──────── Given data
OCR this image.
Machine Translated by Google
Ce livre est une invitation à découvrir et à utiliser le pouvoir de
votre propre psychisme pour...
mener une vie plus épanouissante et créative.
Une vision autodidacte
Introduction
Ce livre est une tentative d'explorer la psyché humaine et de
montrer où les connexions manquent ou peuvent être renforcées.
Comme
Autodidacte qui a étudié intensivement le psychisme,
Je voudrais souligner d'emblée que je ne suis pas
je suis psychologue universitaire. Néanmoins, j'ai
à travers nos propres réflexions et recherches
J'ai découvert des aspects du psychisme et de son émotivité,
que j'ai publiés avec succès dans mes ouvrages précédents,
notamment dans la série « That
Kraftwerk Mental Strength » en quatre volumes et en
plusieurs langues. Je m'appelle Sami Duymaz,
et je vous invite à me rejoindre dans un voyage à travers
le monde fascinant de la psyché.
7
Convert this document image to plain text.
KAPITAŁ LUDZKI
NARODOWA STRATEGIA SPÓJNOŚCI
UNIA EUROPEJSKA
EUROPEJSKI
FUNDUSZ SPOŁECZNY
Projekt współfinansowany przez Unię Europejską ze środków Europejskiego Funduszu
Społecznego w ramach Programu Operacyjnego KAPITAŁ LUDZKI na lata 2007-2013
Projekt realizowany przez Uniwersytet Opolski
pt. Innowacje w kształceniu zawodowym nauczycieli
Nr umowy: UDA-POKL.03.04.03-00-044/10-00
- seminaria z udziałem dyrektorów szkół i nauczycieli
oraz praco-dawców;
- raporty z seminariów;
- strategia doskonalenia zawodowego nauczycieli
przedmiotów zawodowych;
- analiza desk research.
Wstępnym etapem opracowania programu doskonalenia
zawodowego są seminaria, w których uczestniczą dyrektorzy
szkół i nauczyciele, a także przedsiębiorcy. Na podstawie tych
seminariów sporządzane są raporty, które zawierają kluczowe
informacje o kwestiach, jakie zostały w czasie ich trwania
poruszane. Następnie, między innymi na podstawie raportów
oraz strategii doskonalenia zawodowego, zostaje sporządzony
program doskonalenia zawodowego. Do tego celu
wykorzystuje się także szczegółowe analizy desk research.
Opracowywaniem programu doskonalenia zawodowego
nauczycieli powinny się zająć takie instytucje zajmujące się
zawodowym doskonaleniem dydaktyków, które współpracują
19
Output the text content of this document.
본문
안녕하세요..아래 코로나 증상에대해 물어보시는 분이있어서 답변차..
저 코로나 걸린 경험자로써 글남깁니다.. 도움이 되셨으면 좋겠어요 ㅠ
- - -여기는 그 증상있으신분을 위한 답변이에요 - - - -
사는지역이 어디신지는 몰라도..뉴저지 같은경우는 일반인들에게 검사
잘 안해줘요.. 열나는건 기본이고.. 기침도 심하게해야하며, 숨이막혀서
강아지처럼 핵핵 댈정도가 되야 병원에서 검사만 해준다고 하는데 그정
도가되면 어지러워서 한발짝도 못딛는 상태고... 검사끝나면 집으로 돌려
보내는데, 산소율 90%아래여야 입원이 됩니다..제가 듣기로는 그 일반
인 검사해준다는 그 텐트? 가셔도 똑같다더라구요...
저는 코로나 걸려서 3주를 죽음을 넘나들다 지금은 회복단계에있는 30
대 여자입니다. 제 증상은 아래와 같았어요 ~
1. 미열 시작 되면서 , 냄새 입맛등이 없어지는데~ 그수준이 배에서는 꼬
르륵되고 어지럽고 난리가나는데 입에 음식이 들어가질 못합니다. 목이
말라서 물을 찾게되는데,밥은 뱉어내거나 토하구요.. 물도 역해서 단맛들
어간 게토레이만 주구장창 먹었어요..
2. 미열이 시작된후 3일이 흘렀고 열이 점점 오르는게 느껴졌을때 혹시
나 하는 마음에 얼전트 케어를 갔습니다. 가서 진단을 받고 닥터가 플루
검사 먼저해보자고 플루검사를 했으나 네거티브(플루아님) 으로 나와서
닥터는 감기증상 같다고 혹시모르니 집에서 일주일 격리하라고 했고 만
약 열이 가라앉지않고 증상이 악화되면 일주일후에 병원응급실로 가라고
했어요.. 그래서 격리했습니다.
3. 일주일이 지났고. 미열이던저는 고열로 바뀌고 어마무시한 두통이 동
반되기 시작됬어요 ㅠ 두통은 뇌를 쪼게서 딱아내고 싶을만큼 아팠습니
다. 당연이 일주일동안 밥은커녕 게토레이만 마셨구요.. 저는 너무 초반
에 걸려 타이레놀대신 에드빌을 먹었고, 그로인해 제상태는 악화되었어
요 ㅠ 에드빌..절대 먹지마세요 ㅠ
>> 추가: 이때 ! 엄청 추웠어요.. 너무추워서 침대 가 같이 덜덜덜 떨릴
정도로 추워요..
────────────────
Go through the listing above and locate each line that holds the word "document". Copy those lines.

Convert this document image to plain text.
Output the text content of this document.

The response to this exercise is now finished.